▶ [Supplied data]
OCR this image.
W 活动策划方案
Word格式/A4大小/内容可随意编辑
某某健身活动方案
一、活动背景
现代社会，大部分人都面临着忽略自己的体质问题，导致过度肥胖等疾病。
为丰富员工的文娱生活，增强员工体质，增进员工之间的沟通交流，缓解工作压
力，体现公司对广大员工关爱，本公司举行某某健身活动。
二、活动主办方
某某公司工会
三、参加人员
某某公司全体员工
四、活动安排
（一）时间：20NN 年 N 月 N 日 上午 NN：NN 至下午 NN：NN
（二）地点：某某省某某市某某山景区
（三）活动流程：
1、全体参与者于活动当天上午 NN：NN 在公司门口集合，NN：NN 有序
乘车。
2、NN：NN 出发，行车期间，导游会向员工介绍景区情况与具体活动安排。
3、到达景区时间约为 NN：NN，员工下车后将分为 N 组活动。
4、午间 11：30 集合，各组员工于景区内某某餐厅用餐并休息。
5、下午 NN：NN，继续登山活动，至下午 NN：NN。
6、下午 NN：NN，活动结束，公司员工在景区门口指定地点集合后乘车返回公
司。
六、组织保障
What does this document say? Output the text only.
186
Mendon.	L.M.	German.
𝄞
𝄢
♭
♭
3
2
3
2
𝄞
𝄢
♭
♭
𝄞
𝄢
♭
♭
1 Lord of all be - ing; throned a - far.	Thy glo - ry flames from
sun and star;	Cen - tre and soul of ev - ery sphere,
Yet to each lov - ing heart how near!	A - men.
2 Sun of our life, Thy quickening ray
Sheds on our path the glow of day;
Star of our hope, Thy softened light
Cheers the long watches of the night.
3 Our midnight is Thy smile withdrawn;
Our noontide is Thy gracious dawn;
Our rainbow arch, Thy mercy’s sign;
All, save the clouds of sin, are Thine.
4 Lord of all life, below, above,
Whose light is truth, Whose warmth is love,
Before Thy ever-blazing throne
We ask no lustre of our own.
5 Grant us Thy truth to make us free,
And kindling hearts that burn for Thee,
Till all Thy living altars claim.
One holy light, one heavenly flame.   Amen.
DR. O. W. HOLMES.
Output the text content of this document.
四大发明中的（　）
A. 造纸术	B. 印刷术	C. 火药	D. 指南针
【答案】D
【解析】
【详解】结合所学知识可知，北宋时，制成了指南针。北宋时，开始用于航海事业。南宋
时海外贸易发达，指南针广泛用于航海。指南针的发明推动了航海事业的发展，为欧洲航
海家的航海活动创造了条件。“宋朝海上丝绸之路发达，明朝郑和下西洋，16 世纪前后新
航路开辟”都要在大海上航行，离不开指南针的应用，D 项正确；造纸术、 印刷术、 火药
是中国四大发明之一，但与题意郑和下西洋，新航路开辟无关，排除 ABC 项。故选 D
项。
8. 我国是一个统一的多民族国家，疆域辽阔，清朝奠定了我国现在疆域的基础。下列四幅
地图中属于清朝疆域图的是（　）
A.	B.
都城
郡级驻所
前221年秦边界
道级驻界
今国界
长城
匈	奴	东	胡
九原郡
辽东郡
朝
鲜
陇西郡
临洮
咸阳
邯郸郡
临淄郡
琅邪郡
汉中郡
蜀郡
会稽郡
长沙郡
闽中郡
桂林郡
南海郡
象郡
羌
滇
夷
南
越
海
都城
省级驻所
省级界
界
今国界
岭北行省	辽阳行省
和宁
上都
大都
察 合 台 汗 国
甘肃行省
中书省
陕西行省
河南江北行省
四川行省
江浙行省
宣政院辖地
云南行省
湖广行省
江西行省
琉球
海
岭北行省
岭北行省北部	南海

▶ [The task]
Return each entry from above without altering a single character.

▶ [Completed exercise]
OCR this image.
W 活动策划方案
Word格式/A4大小/内容可随意编辑
某某健身活动方案
一、活动背景
现代社会，大部分人都面临着忽略自己的体质问题，导致过度肥胖等疾病。
为丰富员工的文娱生活，增强员工体质，增进员工之间的沟通交流，缓解工作压
力，体现公司对广大员工关爱，本公司举行某某健身活动。
二、活动主办方
某某公司工会
三、参加人员
某某公司全体员工
四、活动安排
（一）时间：20NN 年 N 月 N 日 上午 NN：NN 至下午 NN：NN
（二）地点：某某省某某市某某山景区
（三）活动流程：
1、全体参与者于活动当天上午 NN：NN 在公司门口集合，NN：NN 有序
乘车。
2、NN：NN 出发，行车期间，导游会向员工介绍景区情况与具体活动安排。
3、到达景区时间约为 NN：NN，员工下车后将分为 N 组活动。
4、午间 11：30 集合，各组员工于景区内某某餐厅用餐并休息。
5、下午 NN：NN，继续登山活动，至下午 NN：NN。
6、下午 NN：NN，活动结束，公司员工在景区门口指定地点集合后乘车返回公
司。
六、组织保障
What does this document say? Output the text only.
186
Mendon.	L.M.	German.
𝄞
𝄢
♭
♭
3
2
3
2
𝄞
𝄢
♭
♭
𝄞
𝄢
♭
♭
1 Lord of all be - ing; throned a - far.	Thy glo - ry flames from
sun and star;	Cen - tre and soul of ev - ery sphere,
Yet to each lov - ing heart how near!	A - men.
2 Sun of our life, Thy quickening ray
Sheds on our path the glow of day;
Star of our hope, Thy softened light
Cheers the long watches of the night.
3 Our midnight is Thy smile withdrawn;
Our noontide is Thy gracious dawn;
Our rainbow arch, Thy mercy’s sign;
All, save the clouds of sin, are Thine.
4 Lord of all life, below, above,
Whose light is truth, Whose warmth is love,
Before Thy ever-blazing throne
We ask no lustre of our own.
5 Grant us Thy truth to make us free,
And kindling hearts that burn for Thee,
Till all Thy living altars claim.
One holy light, one heavenly flame.   Amen.
DR. O. W. HOLMES.
Output the text content of this document.
四大发明中的（　）
A. 造纸术	B. 印刷术	C. 火药	D. 指南针
【答案】D
【解析】
【详解】结合所学知识可知，北宋时，制成了指南针。北宋时，开始用于航海事业。南宋
时海外贸易发达，指南针广泛用于航海。指南针的发明推动了航海事业的发展，为欧洲航
海家的航海活动创造了条件。“宋朝海上丝绸之路发达，明朝郑和下西洋，16 世纪前后新
航路开辟”都要在大海上航行，离不开指南针的应用，D 项正确；造纸术、 印刷术、 火药
是中国四大发明之一，但与题意郑和下西洋，新航路开辟无关，排除 ABC 项。故选 D
项。
8. 我国是一个统一的多民族国家，疆域辽阔，清朝奠定了我国现在疆域的基础。下列四幅
地图中属于清朝疆域图的是（　）
A.	B.
都城
郡级驻所
前221年秦边界
道级驻界
今国界
长城
匈	奴	东	胡
九原郡
辽东郡
朝
鲜
陇西郡
临洮
咸阳
邯郸郡
临淄郡
琅邪郡
汉中郡
蜀郡
会稽郡
长沙郡
闽中郡
桂林郡
南海郡
象郡
羌
滇
夷
南
越
海
都城
省级驻所
省级界
界
今国界
岭北行省	辽阳行省
和宁
上都
大都
察 合 台 汗 国
甘肃行省
中书省
陕西行省
河南江北行省
四川行省
江浙行省
宣政院辖地
云南行省
湖广行省
江西行省
琉球
海
岭北行省
岭北行省北部	南海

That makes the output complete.